Recorded data:
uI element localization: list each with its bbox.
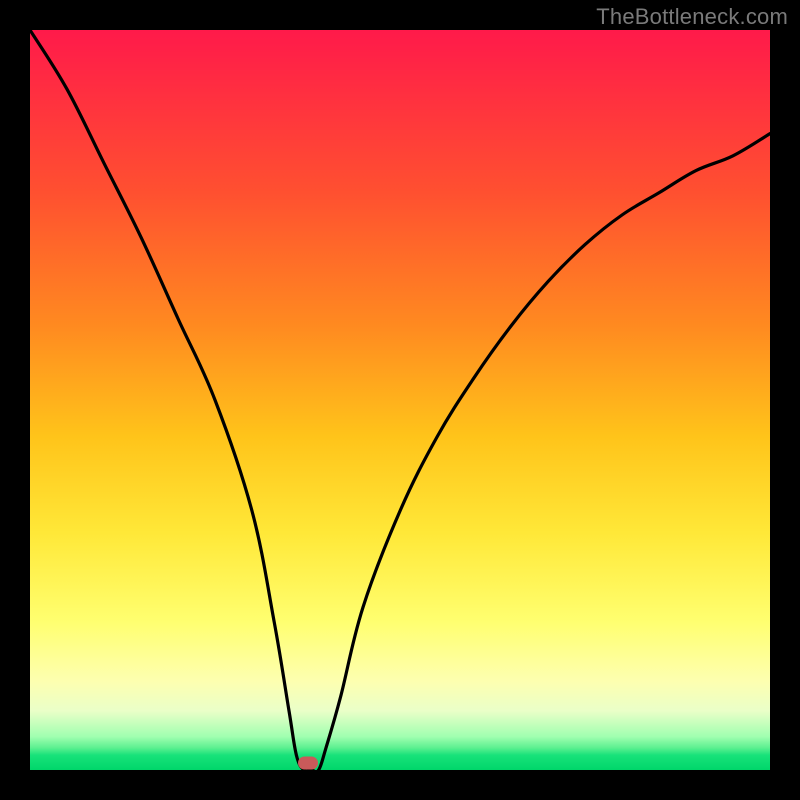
curve-path xyxy=(30,30,770,770)
bottleneck-curve xyxy=(30,30,770,770)
watermark-text: TheBottleneck.com xyxy=(596,4,788,30)
chart-frame: TheBottleneck.com xyxy=(0,0,800,800)
optimal-point-marker xyxy=(298,756,318,769)
plot-area xyxy=(30,30,770,770)
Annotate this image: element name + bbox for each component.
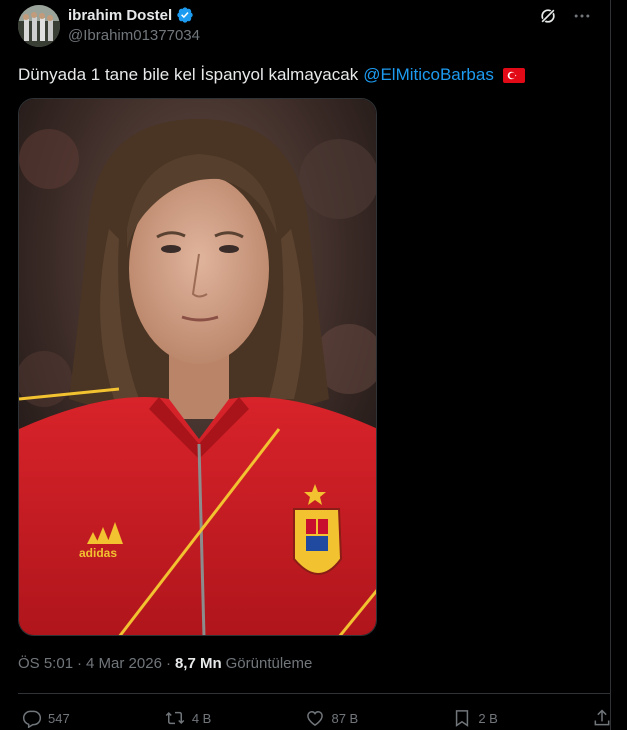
heart-icon: [307, 710, 324, 726]
tweet-text: Dünyada 1 tane bile kel İspanyol kalmaya…: [18, 64, 525, 86]
bookmark-icon: [456, 710, 469, 727]
like-button[interactable]: 87 B: [305, 708, 358, 728]
grok-icon[interactable]: [538, 6, 558, 26]
author-display-name[interactable]: ibrahim Dostel: [68, 7, 172, 24]
turkey-flag-icon: [502, 67, 525, 83]
tweet-meta: ÖS 5:01 · 4 Mar 2026 · 8,7 Mn Görüntülem…: [18, 655, 312, 672]
bookmark-count: 2 B: [478, 710, 498, 726]
author-handle[interactable]: @Ibrahim01377034: [68, 27, 200, 44]
tweet-media-photo[interactable]: adidas: [18, 98, 377, 636]
repost-count: 4 B: [191, 710, 212, 726]
views-count: 8,7 Mn: [174, 655, 222, 672]
author-name-row[interactable]: ibrahim Dostel: [68, 6, 194, 24]
meta-separator: ·: [165, 655, 171, 672]
verified-badge-icon: [177, 7, 193, 23]
tweet-mention-link[interactable]: @ElMiticoBarbas: [363, 64, 494, 86]
reply-count: 547: [48, 710, 70, 726]
tweet-top-actions: [538, 6, 592, 26]
tweet-body: Dünyada 1 tane bile kel İspanyol kalmaya…: [18, 65, 359, 84]
bookmark-button[interactable]: 2 B: [452, 708, 498, 728]
avatar-image: [18, 5, 60, 47]
reply-button[interactable]: 547: [22, 708, 70, 728]
share-icon: [594, 709, 610, 726]
photo-image: adidas: [19, 99, 376, 635]
like-count: 87 B: [331, 710, 359, 726]
tweet-date[interactable]: 4 Mar 2026: [86, 655, 162, 672]
more-options-icon[interactable]: [572, 6, 592, 26]
repost-button[interactable]: 4 B: [164, 708, 212, 728]
divider: [18, 693, 611, 694]
meta-separator: ·: [77, 655, 83, 672]
tweet-actions-bar: 547 4 B 87 B 2 B: [22, 708, 612, 728]
avatar[interactable]: [18, 5, 60, 47]
tweet-frame: ibrahim Dostel @Ibrahim01377034 Dünyada …: [0, 0, 611, 730]
views-label: Görüntüleme: [225, 655, 313, 672]
reply-icon: [22, 710, 42, 728]
repost-icon: [165, 711, 185, 725]
svg-text:adidas: adidas: [79, 546, 117, 560]
share-button[interactable]: [592, 708, 612, 728]
tweet-time[interactable]: ÖS 5:01: [18, 655, 73, 672]
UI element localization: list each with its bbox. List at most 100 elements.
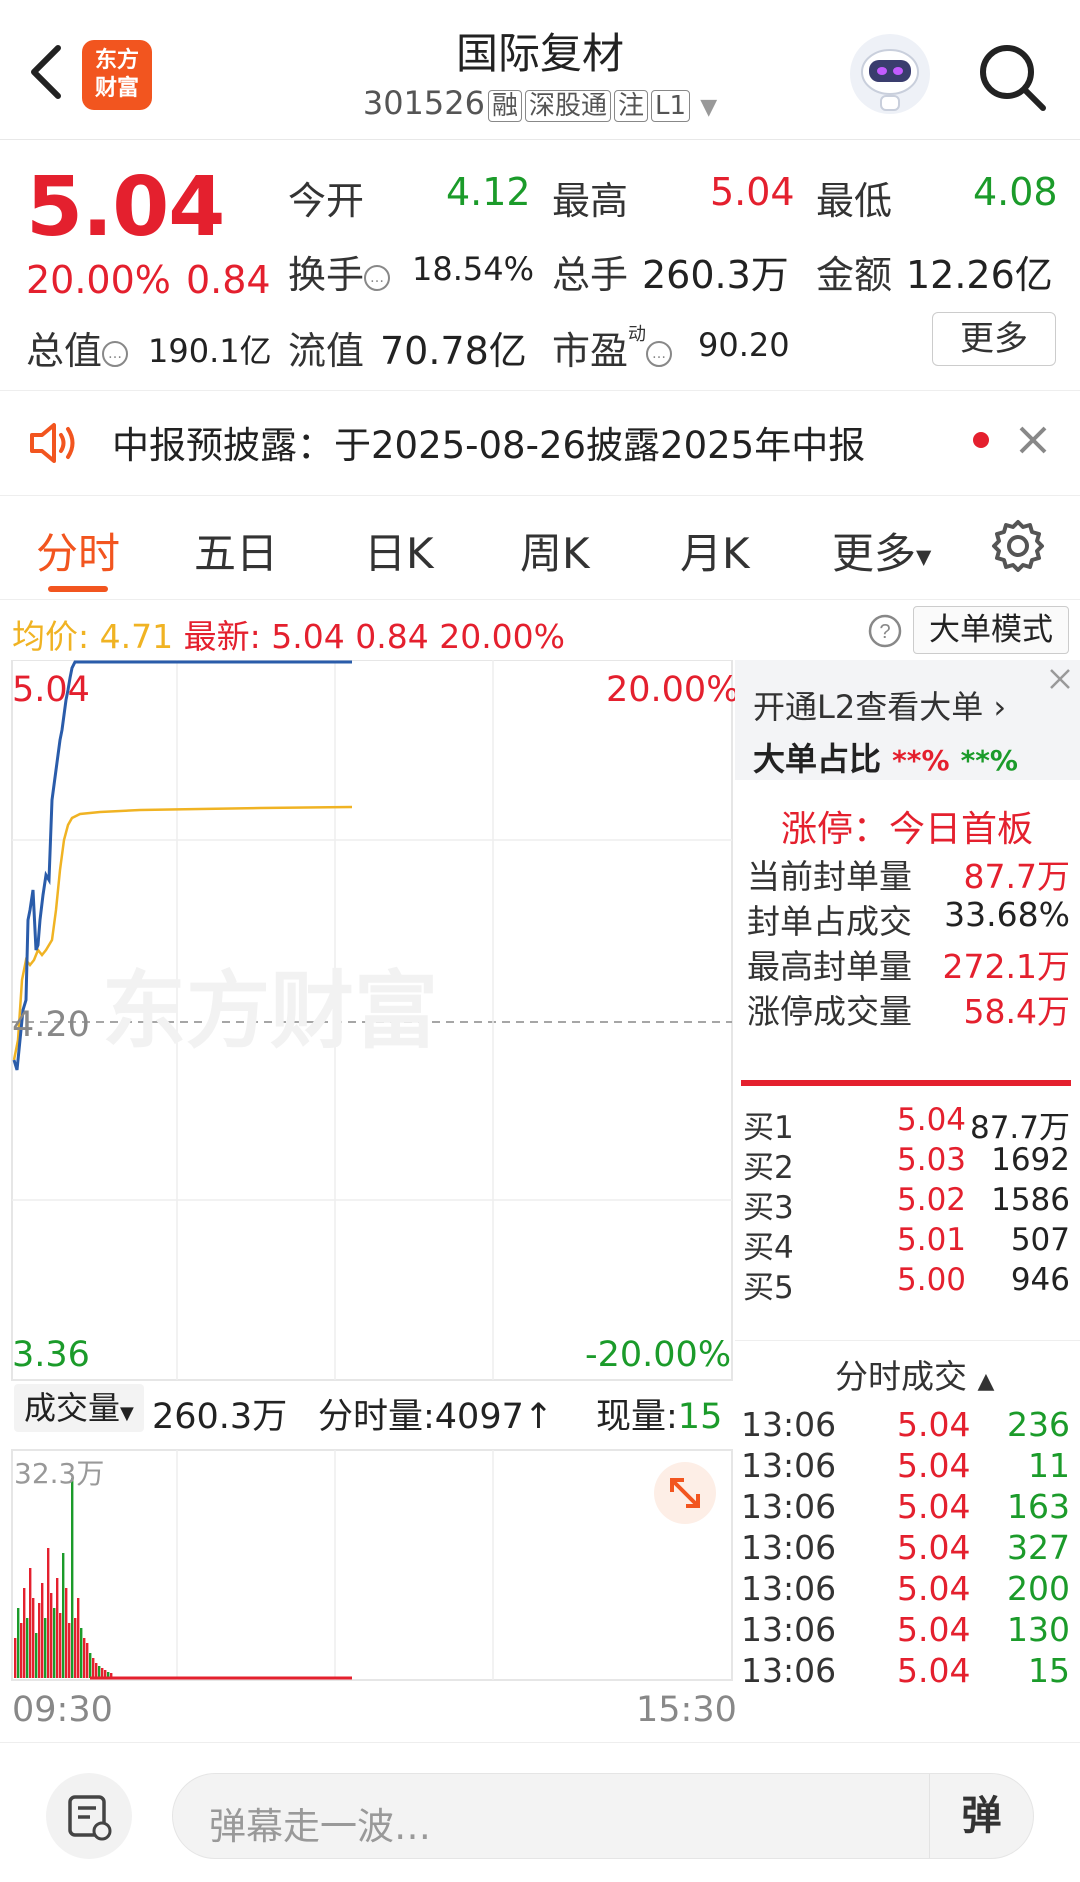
- bid-volume: 946: [1010, 1262, 1070, 1298]
- mktcap-value: 190.1亿: [148, 332, 272, 370]
- tab-more[interactable]: 更多▼: [832, 520, 931, 581]
- bid-price: 5.01: [897, 1222, 967, 1258]
- bid-price: 5.00: [897, 1262, 967, 1298]
- volume-bar: [59, 1613, 62, 1678]
- time-start-label: 09:30: [12, 1690, 113, 1730]
- pe-value: 90.20: [698, 326, 790, 364]
- notice-banner[interactable]: 中报预披露：于2025-08-26披露2025年中报: [0, 390, 1080, 496]
- tick-volume: 分时量:4097↑: [318, 1397, 554, 1437]
- app-header: 东方 财富 国际复材 301526 融深股通注 L1 ▼: [0, 0, 1080, 140]
- volume-bar: [26, 1618, 29, 1678]
- trade-volume: 200: [1007, 1569, 1070, 1608]
- change-percent: 20.00%: [26, 258, 171, 302]
- volume-bar: [80, 1628, 83, 1678]
- current-price: 5.04: [26, 160, 225, 255]
- svg-text:?: ?: [879, 621, 890, 643]
- tab-intraday[interactable]: 分时: [36, 520, 120, 581]
- trade-time: 13:06: [741, 1487, 837, 1526]
- bid-label: 买4: [743, 1230, 794, 1266]
- volume-bar: [50, 1593, 53, 1678]
- bid-volume: 1586: [991, 1182, 1070, 1218]
- high-value: 5.04: [710, 170, 795, 214]
- robot-assistant-icon[interactable]: [845, 30, 935, 118]
- trade-time: 13:06: [741, 1528, 837, 1567]
- trade-volume: 236: [1007, 1405, 1070, 1444]
- tag-connect: 深股通: [525, 90, 612, 122]
- caret-down-icon: ▼: [120, 1403, 134, 1424]
- trade-time: 13:06: [741, 1651, 837, 1690]
- volume-bar: [53, 1608, 56, 1678]
- trade-price: 5.04: [897, 1528, 971, 1567]
- danmu-toggle-button[interactable]: 弹: [929, 1774, 1033, 1858]
- latest-label: 最新:: [183, 617, 261, 656]
- l2-promo[interactable]: 开通L2查看大单 › 大单占比 **% **%: [735, 660, 1080, 780]
- search-icon[interactable]: [975, 40, 1050, 115]
- tab-daily-k[interactable]: 日K: [364, 520, 434, 581]
- bid-row[interactable]: 买1 5.04 87.7万: [735, 1102, 1080, 1146]
- volume-bar: [62, 1553, 65, 1678]
- volume-value: 260.3万: [642, 253, 789, 297]
- close-icon[interactable]: [1047, 666, 1073, 692]
- pct-top-label: 20.00%: [606, 670, 740, 710]
- intraday-summary: 均价: 4.71 最新: 5.04 0.84 20.00%: [12, 610, 565, 658]
- volume-bar: [14, 1638, 17, 1678]
- trade-time: 13:06: [741, 1569, 837, 1608]
- info-icon: …: [364, 264, 391, 291]
- danmu-input[interactable]: 弹幕走一波… 弹: [172, 1773, 1034, 1859]
- stat-value: 33.68%: [944, 895, 1070, 934]
- pe-label[interactable]: 市盈动…: [552, 320, 673, 375]
- turnover-label[interactable]: 换手…: [288, 244, 391, 299]
- stat-label: 当前封单量: [747, 857, 912, 896]
- help-icon[interactable]: ?: [868, 614, 902, 648]
- latest-value: 5.04: [271, 617, 345, 656]
- open-value: 4.12: [446, 170, 531, 214]
- big-order-mode-button[interactable]: 大单模式: [913, 606, 1069, 654]
- trade-volume: 163: [1007, 1487, 1070, 1526]
- volume-label: 总手: [552, 253, 629, 297]
- tab-weekly-k[interactable]: 周K: [520, 520, 590, 581]
- intraday-chart[interactable]: 东方财富: [0, 660, 735, 1740]
- tag-level: L1: [651, 90, 691, 122]
- more-quote-button[interactable]: 更多: [932, 312, 1056, 366]
- volume-bar: [17, 1608, 20, 1678]
- open-label: 今开: [288, 179, 365, 223]
- bid-volume: 87.7万: [969, 1110, 1070, 1146]
- avg-value: 4.71: [99, 617, 174, 656]
- tag-margin: 融: [487, 90, 522, 122]
- tab-five-day[interactable]: 五日: [194, 520, 278, 581]
- note-icon: [68, 1795, 112, 1841]
- l2-link[interactable]: 开通L2查看大单 ›: [753, 682, 1006, 728]
- bid-row[interactable]: 买3 5.02 1586: [735, 1182, 1080, 1226]
- mktcap-label[interactable]: 总值…: [26, 320, 129, 375]
- bid-price: 5.03: [897, 1142, 967, 1178]
- volume-bar: [77, 1598, 80, 1678]
- divider-line: [735, 1340, 1080, 1341]
- expand-icon[interactable]: [654, 1462, 716, 1524]
- comment-button[interactable]: [46, 1773, 132, 1859]
- info-icon: …: [646, 340, 673, 367]
- trades-title[interactable]: 分时成交 ▲: [835, 1350, 994, 1398]
- volume-bar: [47, 1548, 50, 1678]
- bid-label: 买2: [743, 1150, 794, 1186]
- price-mid-label: 4.20: [12, 1005, 90, 1045]
- volume-bar: [56, 1578, 59, 1678]
- trade-row: 13:06 5.04 11: [735, 1446, 1080, 1487]
- tab-monthly-k[interactable]: 月K: [680, 520, 750, 581]
- volume-bar: [68, 1623, 71, 1678]
- caret-down-icon: ▼: [916, 544, 932, 569]
- bid-row[interactable]: 买2 5.03 1692: [735, 1142, 1080, 1186]
- stat-value: 58.4万: [963, 992, 1070, 1031]
- stock-code: 301526: [362, 84, 485, 122]
- stat-value: 272.1万: [942, 947, 1070, 986]
- trade-volume: 327: [1007, 1528, 1070, 1567]
- watermark: 东方财富: [102, 964, 438, 1058]
- gear-icon[interactable]: [990, 518, 1046, 574]
- bid-volume: 507: [1010, 1222, 1070, 1258]
- close-icon[interactable]: [1015, 422, 1051, 458]
- float-label: 流值: [288, 329, 365, 373]
- volume-indicator-select[interactable]: 成交量▼: [14, 1384, 144, 1432]
- notice-text: 中报预披露：于2025-08-26披露2025年中报: [112, 424, 866, 467]
- bid-row[interactable]: 买5 5.00 946: [735, 1262, 1080, 1306]
- bid-row[interactable]: 买4 5.01 507: [735, 1222, 1080, 1266]
- latest-change: 0.84: [355, 617, 429, 656]
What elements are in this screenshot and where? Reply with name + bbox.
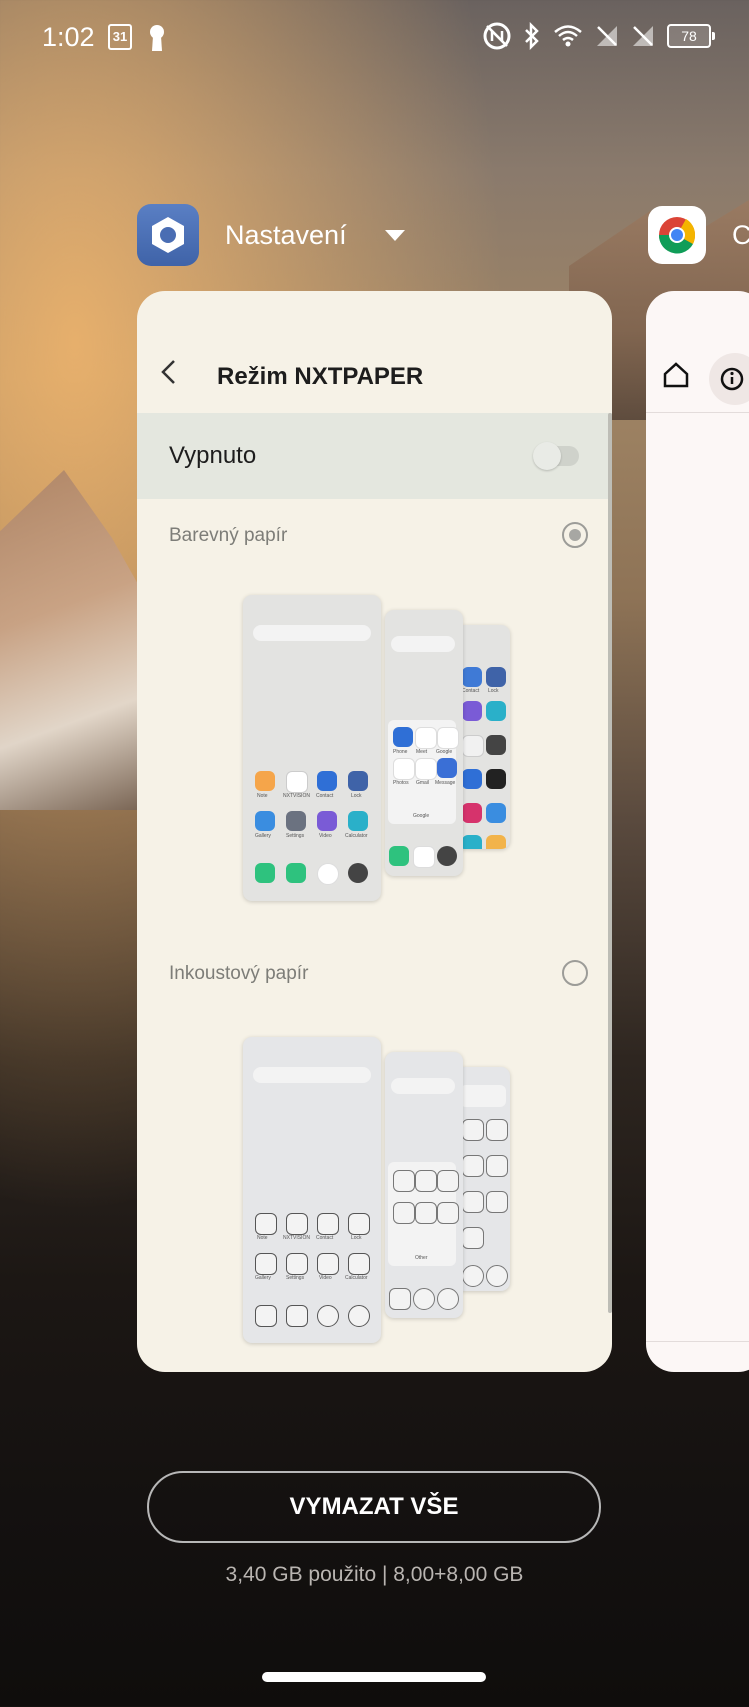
preview-label: Contact <box>316 1235 334 1241</box>
preview-label: Settings <box>286 833 305 839</box>
gesture-home-bar[interactable] <box>262 1672 486 1682</box>
calendar-icon: 31 <box>108 24 132 50</box>
ink-paper-preview: Other Note NXTVISION Contact Lock Galler… <box>243 1037 518 1347</box>
preview-phone-back: Contact Lock <box>456 625 510 849</box>
preview-label: Video <box>319 1275 332 1281</box>
preview-label: Message <box>435 780 456 786</box>
preview-folder-title: Other <box>415 1255 428 1261</box>
option-color-paper-label: Barevný papír <box>169 525 288 546</box>
preview-phone-front: Note NXTVISION Contact Lock Gallery Sett… <box>243 595 381 901</box>
status-bar: 1:02 31 78 <box>0 0 749 80</box>
preview-label: Lock <box>351 793 362 799</box>
preview-label: Google <box>436 749 453 755</box>
recent-app-header[interactable]: Nastavení <box>137 204 405 266</box>
no-signal-icon <box>597 26 617 46</box>
preview-phone-middle: Phone Meet Google Photos Gmail Message G… <box>385 610 463 876</box>
preview-label: Gallery <box>255 833 271 839</box>
option-color-paper-radio[interactable] <box>562 522 588 548</box>
chevron-down-icon[interactable] <box>384 229 405 241</box>
preview-label: Note <box>257 1235 268 1241</box>
next-app-header[interactable]: C <box>648 206 749 264</box>
battery-icon: 78 <box>667 24 715 48</box>
nfc-icon <box>483 22 511 50</box>
nxtpaper-toggle[interactable] <box>533 442 579 470</box>
preview-phone-front-mono: Note NXTVISION Contact Lock Gallery Sett… <box>243 1037 381 1343</box>
preview-label: NXTVISION <box>283 1235 310 1241</box>
preview-label: Meet <box>416 749 428 755</box>
divider <box>646 1341 749 1342</box>
preview-label: Lock <box>351 1235 362 1241</box>
no-signal-icon-2 <box>633 26 653 46</box>
preview-label: Note <box>257 793 268 799</box>
option-ink-paper-label: Inkoustový papír <box>169 963 309 984</box>
info-icon <box>720 367 744 391</box>
preview-label: Lock <box>488 688 499 694</box>
wifi-icon <box>554 25 582 47</box>
preview-folder-title: Google <box>413 813 430 819</box>
preview-label: Calculator <box>345 1275 368 1281</box>
color-paper-preview: Contact Lock Phone Meet Google Photos Gm… <box>243 595 518 905</box>
option-ink-paper-radio[interactable] <box>562 960 588 986</box>
keyhole-icon <box>150 25 164 51</box>
page-title: Režim NXTPAPER <box>217 363 424 390</box>
preview-phone-middle-mono: Other <box>385 1052 463 1318</box>
chrome-icon[interactable] <box>648 206 706 264</box>
settings-gear-icon[interactable] <box>137 204 199 266</box>
status-icons: 78 <box>483 22 715 50</box>
app-name: Nastavení <box>225 219 347 250</box>
preview-label: Gmail <box>416 780 430 786</box>
preview-label: Phone <box>393 749 408 755</box>
site-info-button[interactable] <box>709 353 749 405</box>
status-time: 1:02 <box>42 22 95 52</box>
preview-label: Settings <box>286 1275 305 1281</box>
back-arrow-icon[interactable] <box>155 357 185 387</box>
divider <box>646 412 749 413</box>
next-app-name: C <box>732 219 749 250</box>
nxtpaper-toggle-row[interactable]: Vypnuto <box>137 413 612 499</box>
preview-label: NXTVISION <box>283 793 310 799</box>
preview-label: Photos <box>393 780 409 786</box>
preview-label: Contact <box>316 793 334 799</box>
home-icon[interactable] <box>662 361 690 389</box>
toggle-label: Vypnuto <box>169 442 257 469</box>
memory-usage-text: 3,40 GB použito | 8,00+8,00 GB <box>225 1563 524 1586</box>
recent-app-card-settings[interactable]: Režim NXTPAPER Vypnuto Barevný papír Con… <box>137 291 612 1372</box>
preview-label: Video <box>319 833 332 839</box>
preview-label: Gallery <box>255 1275 271 1281</box>
recent-app-card-chrome[interactable] <box>646 291 749 1372</box>
preview-label: Calculator <box>345 833 368 839</box>
clear-all-button[interactable]: VYMAZAT VŠE <box>147 1471 601 1543</box>
preview-label: Contact <box>462 688 480 694</box>
bluetooth-icon <box>525 22 539 50</box>
wallpaper-mountain-left <box>0 470 160 810</box>
scrollbar[interactable] <box>608 413 612 1313</box>
preview-phone-back-mono <box>456 1067 510 1291</box>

Goal of the exercise
Can you reproduce the entries from the start through the line containing "Annotate this image: element", omitting the pictures?

Written solution
uI element localization: list each with its bbox.
curve-path xyxy=(30,30,770,770)
bottleneck-curve xyxy=(30,30,770,770)
watermark-text: TheBottleneck.com xyxy=(596,4,788,30)
chart-frame: TheBottleneck.com xyxy=(0,0,800,800)
optimal-point-marker xyxy=(298,756,318,769)
plot-area xyxy=(30,30,770,770)
Annotate this image: element name + bbox for each component.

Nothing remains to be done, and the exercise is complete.